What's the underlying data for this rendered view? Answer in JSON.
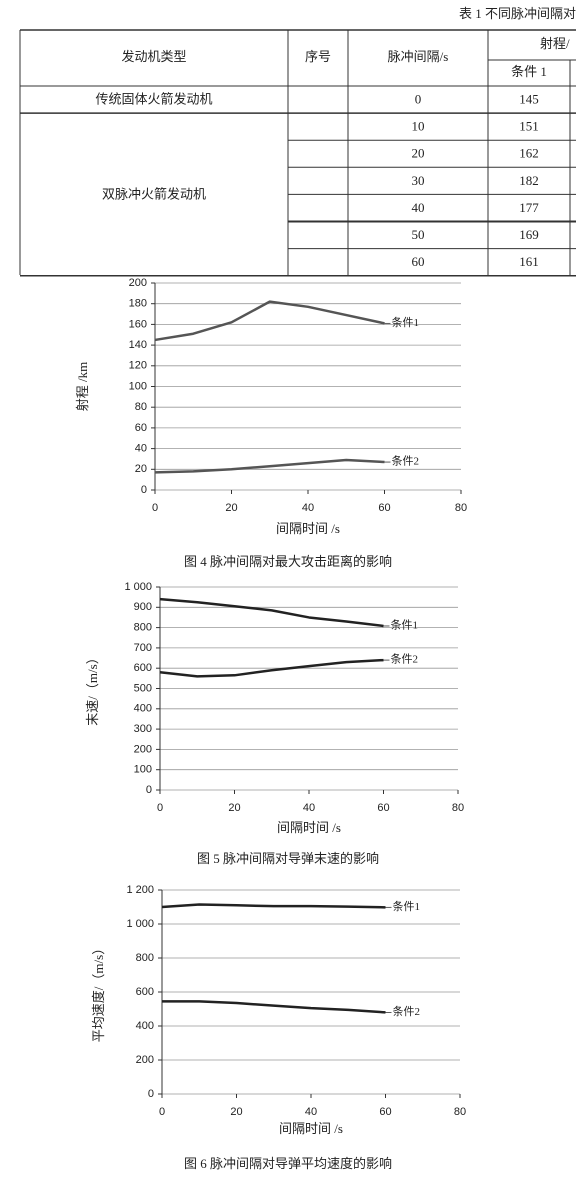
{
  "table": {
    "caption": "表 1 不同脉冲间隔对",
    "header": [
      "发动机类型",
      "序号",
      "脉冲间隔/s",
      "射程/",
      "条件 1"
    ],
    "groups": [
      {
        "engine": "传统固体火箭发动机",
        "rows": [
          [
            0,
            145
          ]
        ]
      },
      {
        "engine": "双脉冲火箭发动机",
        "rows": [
          [
            10,
            151
          ],
          [
            20,
            162
          ],
          [
            30,
            182
          ],
          [
            40,
            177
          ],
          [
            50,
            169
          ],
          [
            60,
            161
          ]
        ]
      }
    ]
  },
  "chart_data": [
    {
      "type": "line",
      "caption": "图 4 脉冲间隔对最大攻击距离的影响",
      "xlabel": "间隔时间 /s",
      "ylabel": "射程 /km",
      "x": [
        0,
        10,
        20,
        30,
        40,
        50,
        60
      ],
      "xlim": [
        0,
        80
      ],
      "xticks": [
        0,
        20,
        40,
        60,
        80
      ],
      "ylim": [
        0,
        200
      ],
      "yticks": [
        0,
        20,
        40,
        60,
        80,
        100,
        120,
        140,
        160,
        180,
        200
      ],
      "grid": true,
      "series": [
        {
          "name": "条件1",
          "color": "#555555",
          "values": [
            145,
            151,
            162,
            182,
            177,
            169,
            161
          ]
        },
        {
          "name": "条件2",
          "color": "#555555",
          "values": [
            17,
            18,
            20,
            23,
            26,
            29,
            27
          ]
        }
      ]
    },
    {
      "type": "line",
      "caption": "图 5 脉冲间隔对导弹末速的影响",
      "xlabel": "间隔时间 /s",
      "ylabel": "末速/（m/s）",
      "x": [
        0,
        10,
        20,
        30,
        40,
        50,
        60
      ],
      "xlim": [
        0,
        80
      ],
      "xticks": [
        0,
        20,
        40,
        60,
        80
      ],
      "ylim": [
        0,
        1000
      ],
      "yticks": [
        0,
        100,
        200,
        300,
        400,
        500,
        600,
        700,
        800,
        900,
        {
          "value": 1000,
          "label": "1 000"
        }
      ],
      "grid": true,
      "series": [
        {
          "name": "条件1",
          "color": "#222222",
          "values": [
            940,
            925,
            905,
            885,
            850,
            830,
            808
          ]
        },
        {
          "name": "条件2",
          "color": "#222222",
          "values": [
            580,
            560,
            565,
            590,
            610,
            630,
            640
          ]
        }
      ]
    },
    {
      "type": "line",
      "caption": "图 6 脉冲间隔对导弹平均速度的影响",
      "xlabel": "间隔时间 /s",
      "ylabel": "平均速度/（m/s）",
      "x": [
        0,
        10,
        20,
        30,
        40,
        50,
        60
      ],
      "xlim": [
        0,
        80
      ],
      "xticks": [
        0,
        20,
        40,
        60,
        80
      ],
      "ylim": [
        0,
        1200
      ],
      "yticks": [
        0,
        200,
        400,
        600,
        800,
        {
          "value": 1000,
          "label": "1 000"
        },
        {
          "value": 1200,
          "label": "1 200"
        }
      ],
      "grid": true,
      "series": [
        {
          "name": "条件1",
          "color": "#222222",
          "values": [
            1100,
            1115,
            1110,
            1105,
            1105,
            1102,
            1098
          ]
        },
        {
          "name": "条件2",
          "color": "#222222",
          "values": [
            545,
            545,
            535,
            520,
            505,
            495,
            480
          ]
        }
      ]
    }
  ]
}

○ ○ ○

Brief. Leave out the pictures and print each record exactly as it stands.

Solution for this exercise.
What's the underlying data for this rendered view? Answer in JSON.
{
  "table": {
    "caption": "表 1 不同脉冲间隔对",
    "header": [
      "发动机类型",
      "序号",
      "脉冲间隔/s",
      "射程/",
      "条件 1"
    ],
    "groups": [
      {
        "engine": "传统固体火箭发动机",
        "rows": [
          [
            0,
            145
          ]
        ]
      },
      {
        "engine": "双脉冲火箭发动机",
        "rows": [
          [
            10,
            151
          ],
          [
            20,
            162
          ],
          [
            30,
            182
          ],
          [
            40,
            177
          ],
          [
            50,
            169
          ],
          [
            60,
            161
          ]
        ]
      }
    ]
  },
  "chart_data": [
    {
      "type": "line",
      "caption": "图 4 脉冲间隔对最大攻击距离的影响",
      "xlabel": "间隔时间 /s",
      "ylabel": "射程 /km",
      "x": [
        0,
        10,
        20,
        30,
        40,
        50,
        60
      ],
      "xlim": [
        0,
        80
      ],
      "xticks": [
        0,
        20,
        40,
        60,
        80
      ],
      "ylim": [
        0,
        200
      ],
      "yticks": [
        0,
        20,
        40,
        60,
        80,
        100,
        120,
        140,
        160,
        180,
        200
      ],
      "grid": true,
      "series": [
        {
          "name": "条件1",
          "color": "#555555",
          "values": [
            145,
            151,
            162,
            182,
            177,
            169,
            161
          ]
        },
        {
          "name": "条件2",
          "color": "#555555",
          "values": [
            17,
            18,
            20,
            23,
            26,
            29,
            27
          ]
        }
      ]
    },
    {
      "type": "line",
      "caption": "图 5 脉冲间隔对导弹末速的影响",
      "xlabel": "间隔时间 /s",
      "ylabel": "末速/（m/s）",
      "x": [
        0,
        10,
        20,
        30,
        40,
        50,
        60
      ],
      "xlim": [
        0,
        80
      ],
      "xticks": [
        0,
        20,
        40,
        60,
        80
      ],
      "ylim": [
        0,
        1000
      ],
      "yticks": [
        0,
        100,
        200,
        300,
        400,
        500,
        600,
        700,
        800,
        900,
        {
          "value": 1000,
          "label": "1 000"
        }
      ],
      "grid": true,
      "series": [
        {
          "name": "条件1",
          "color": "#222222",
          "values": [
            940,
            925,
            905,
            885,
            850,
            830,
            808
          ]
        },
        {
          "name": "条件2",
          "color": "#222222",
          "values": [
            580,
            560,
            565,
            590,
            610,
            630,
            640
          ]
        }
      ]
    },
    {
      "type": "line",
      "caption": "图 6 脉冲间隔对导弹平均速度的影响",
      "xlabel": "间隔时间 /s",
      "ylabel": "平均速度/（m/s）",
      "x": [
        0,
        10,
        20,
        30,
        40,
        50,
        60
      ],
      "xlim": [
        0,
        80
      ],
      "xticks": [
        0,
        20,
        40,
        60,
        80
      ],
      "ylim": [
        0,
        1200
      ],
      "yticks": [
        0,
        200,
        400,
        600,
        800,
        {
          "value": 1000,
          "label": "1 000"
        },
        {
          "value": 1200,
          "label": "1 200"
        }
      ],
      "grid": true,
      "series": [
        {
          "name": "条件1",
          "color": "#222222",
          "values": [
            1100,
            1115,
            1110,
            1105,
            1105,
            1102,
            1098
          ]
        },
        {
          "name": "条件2",
          "color": "#222222",
          "values": [
            545,
            545,
            535,
            520,
            505,
            495,
            480
          ]
        }
      ]
    }
  ]
}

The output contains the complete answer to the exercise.